§ GOAL
Exclude the pictures and reproduce the remaining data exactly as written.

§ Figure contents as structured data
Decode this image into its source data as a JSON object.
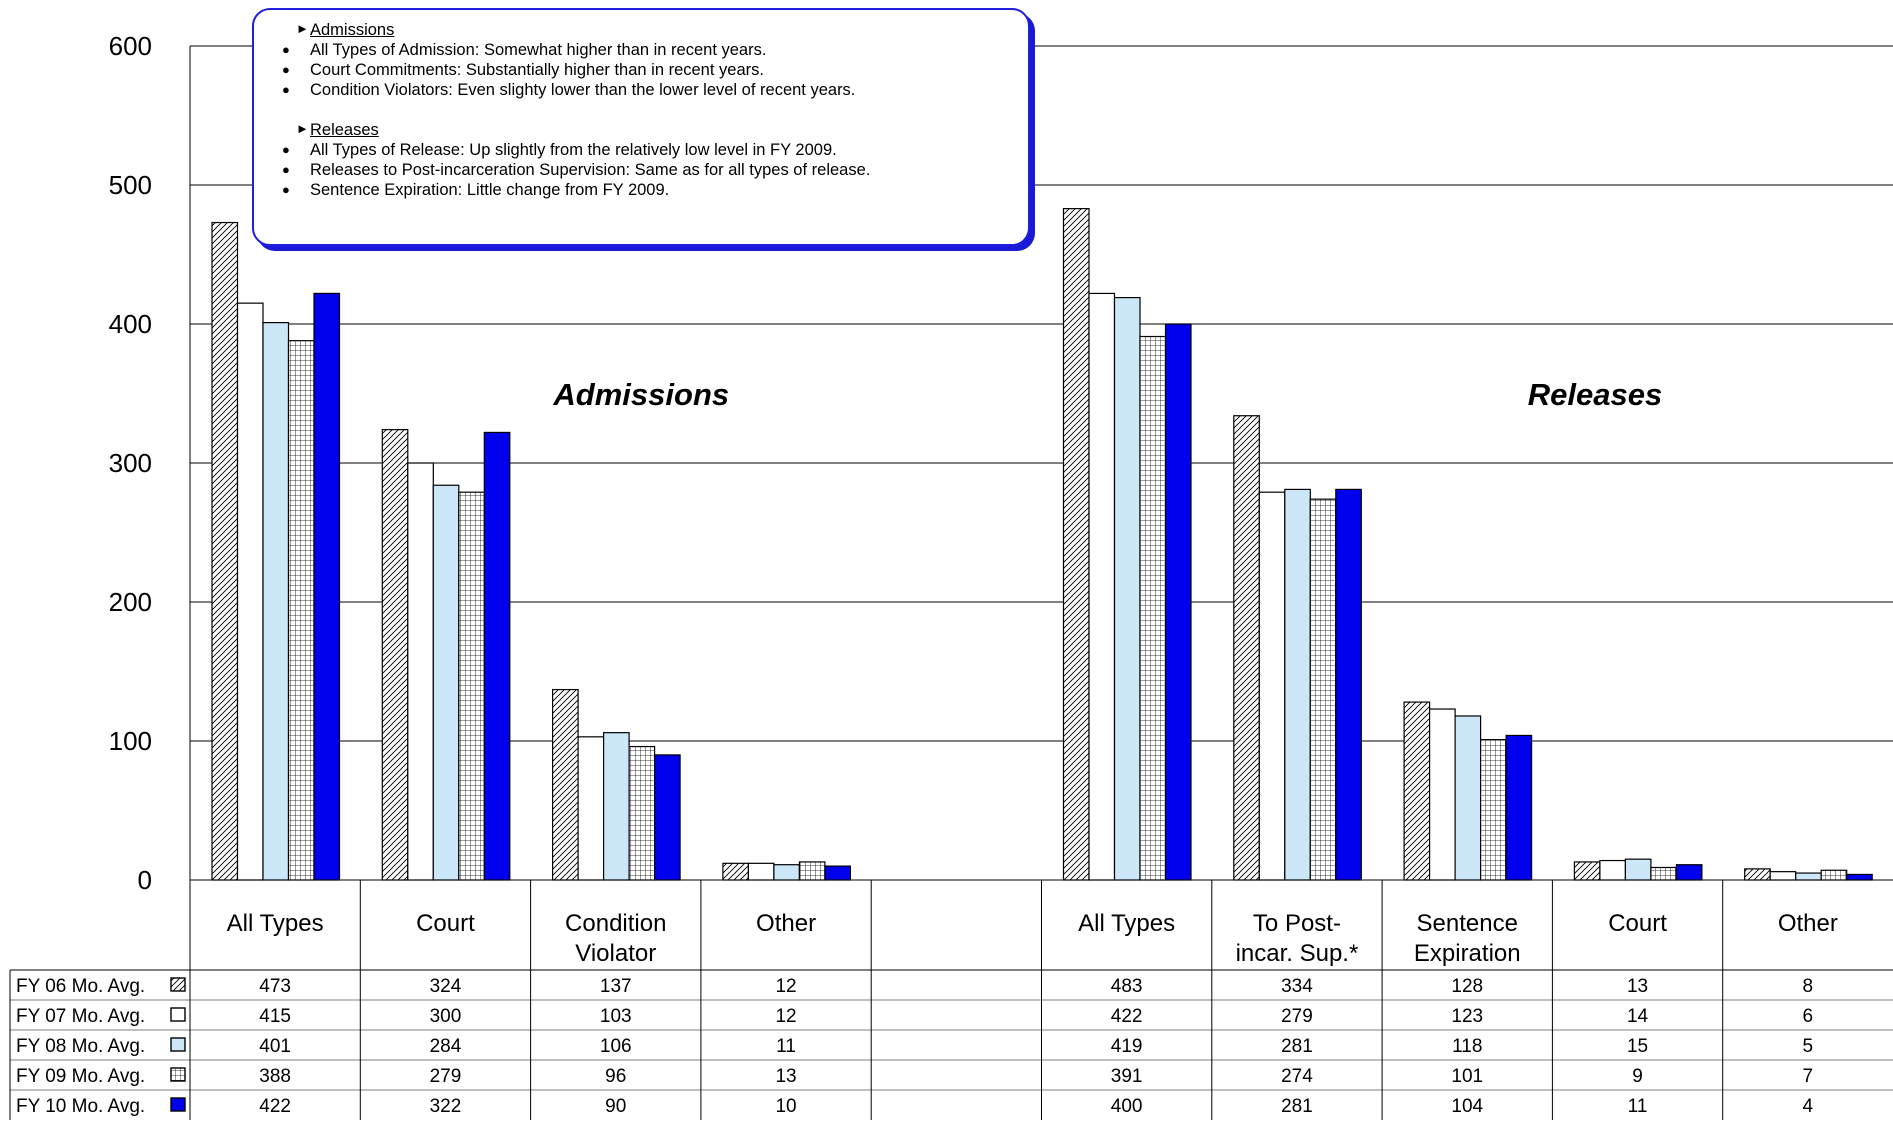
{
  "chart_data": {
    "type": "bar",
    "y_ticks": [
      "0",
      "100",
      "200",
      "300",
      "400",
      "500",
      "600"
    ],
    "ylim": [
      0,
      600
    ],
    "grid": "horizontal",
    "legend": "table rows below chart",
    "group_titles": [
      "Admissions",
      "Releases"
    ],
    "categories": [
      "All Types",
      "Court",
      "Condition Violator",
      "Other",
      "",
      "All Types",
      "To Post-incar. Sup.*",
      "Sentence Expiration",
      "Court",
      "Other"
    ],
    "category_lines": [
      [
        "All Types"
      ],
      [
        "Court"
      ],
      [
        "Condition",
        "Violator"
      ],
      [
        "Other"
      ],
      [],
      [
        "All Types"
      ],
      [
        "To Post-",
        "incar. Sup.*"
      ],
      [
        "Sentence",
        "Expiration"
      ],
      [
        "Court"
      ],
      [
        "Other"
      ]
    ],
    "series": [
      {
        "name": "FY 06 Mo. Avg.",
        "values": [
          473,
          324,
          137,
          12,
          null,
          483,
          334,
          128,
          13,
          8
        ],
        "fill": "hatch-diagonal"
      },
      {
        "name": "FY 07 Mo. Avg.",
        "values": [
          415,
          300,
          103,
          12,
          null,
          422,
          279,
          123,
          14,
          6
        ],
        "fill": "white"
      },
      {
        "name": "FY 08 Mo. Avg.",
        "values": [
          401,
          284,
          106,
          11,
          null,
          419,
          281,
          118,
          15,
          5
        ],
        "fill": "#cce8f8"
      },
      {
        "name": "FY 09 Mo. Avg.",
        "values": [
          388,
          279,
          96,
          13,
          null,
          391,
          274,
          101,
          9,
          7
        ],
        "fill": "hatch-grid"
      },
      {
        "name": "FY 10 Mo. Avg.",
        "values": [
          422,
          322,
          90,
          10,
          null,
          400,
          281,
          104,
          11,
          4
        ],
        "fill": "#0000ee"
      }
    ],
    "colors": {
      "axis": "#000000",
      "gridline": "#000000",
      "light_blue": "#cce8f8",
      "dark_blue": "#0000ee",
      "box_border": "#1f1fe0"
    }
  },
  "notes": {
    "admissions_heading": "Admissions",
    "admissions_items": [
      "All Types of Admission:  Somewhat higher than in recent years.",
      "Court Commitments:  Substantially higher than in recent years.",
      "Condition Violators:  Even slighty lower than the lower level of recent years."
    ],
    "releases_heading": "Releases",
    "releases_items": [
      "All Types of Release:  Up slightly from the relatively low level in FY 2009.",
      "Releases to Post-incarceration Supervision:  Same as for all types of release.",
      "Sentence Expiration:  Little change from FY 2009."
    ]
  }
}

§ ANSWER TO THE TASK
Decode this image into its source data as a JSON object.
{
  "chart_data": {
    "type": "bar",
    "y_ticks": [
      "0",
      "100",
      "200",
      "300",
      "400",
      "500",
      "600"
    ],
    "ylim": [
      0,
      600
    ],
    "grid": "horizontal",
    "legend": "table rows below chart",
    "group_titles": [
      "Admissions",
      "Releases"
    ],
    "categories": [
      "All Types",
      "Court",
      "Condition Violator",
      "Other",
      "",
      "All Types",
      "To Post-incar. Sup.*",
      "Sentence Expiration",
      "Court",
      "Other"
    ],
    "category_lines": [
      [
        "All Types"
      ],
      [
        "Court"
      ],
      [
        "Condition",
        "Violator"
      ],
      [
        "Other"
      ],
      [],
      [
        "All Types"
      ],
      [
        "To Post-",
        "incar. Sup.*"
      ],
      [
        "Sentence",
        "Expiration"
      ],
      [
        "Court"
      ],
      [
        "Other"
      ]
    ],
    "series": [
      {
        "name": "FY 06 Mo. Avg.",
        "values": [
          473,
          324,
          137,
          12,
          null,
          483,
          334,
          128,
          13,
          8
        ],
        "fill": "hatch-diagonal"
      },
      {
        "name": "FY 07 Mo. Avg.",
        "values": [
          415,
          300,
          103,
          12,
          null,
          422,
          279,
          123,
          14,
          6
        ],
        "fill": "white"
      },
      {
        "name": "FY 08 Mo. Avg.",
        "values": [
          401,
          284,
          106,
          11,
          null,
          419,
          281,
          118,
          15,
          5
        ],
        "fill": "#cce8f8"
      },
      {
        "name": "FY 09 Mo. Avg.",
        "values": [
          388,
          279,
          96,
          13,
          null,
          391,
          274,
          101,
          9,
          7
        ],
        "fill": "hatch-grid"
      },
      {
        "name": "FY 10 Mo. Avg.",
        "values": [
          422,
          322,
          90,
          10,
          null,
          400,
          281,
          104,
          11,
          4
        ],
        "fill": "#0000ee"
      }
    ],
    "colors": {
      "axis": "#000000",
      "gridline": "#000000",
      "light_blue": "#cce8f8",
      "dark_blue": "#0000ee",
      "box_border": "#1f1fe0"
    }
  },
  "notes": {
    "admissions_heading": "Admissions",
    "admissions_items": [
      "All Types of Admission:  Somewhat higher than in recent years.",
      "Court Commitments:  Substantially higher than in recent years.",
      "Condition Violators:  Even slighty lower than the lower level of recent years."
    ],
    "releases_heading": "Releases",
    "releases_items": [
      "All Types of Release:  Up slightly from the relatively low level in FY 2009.",
      "Releases to Post-incarceration Supervision:  Same as for all types of release.",
      "Sentence Expiration:  Little change from FY 2009."
    ]
  }
}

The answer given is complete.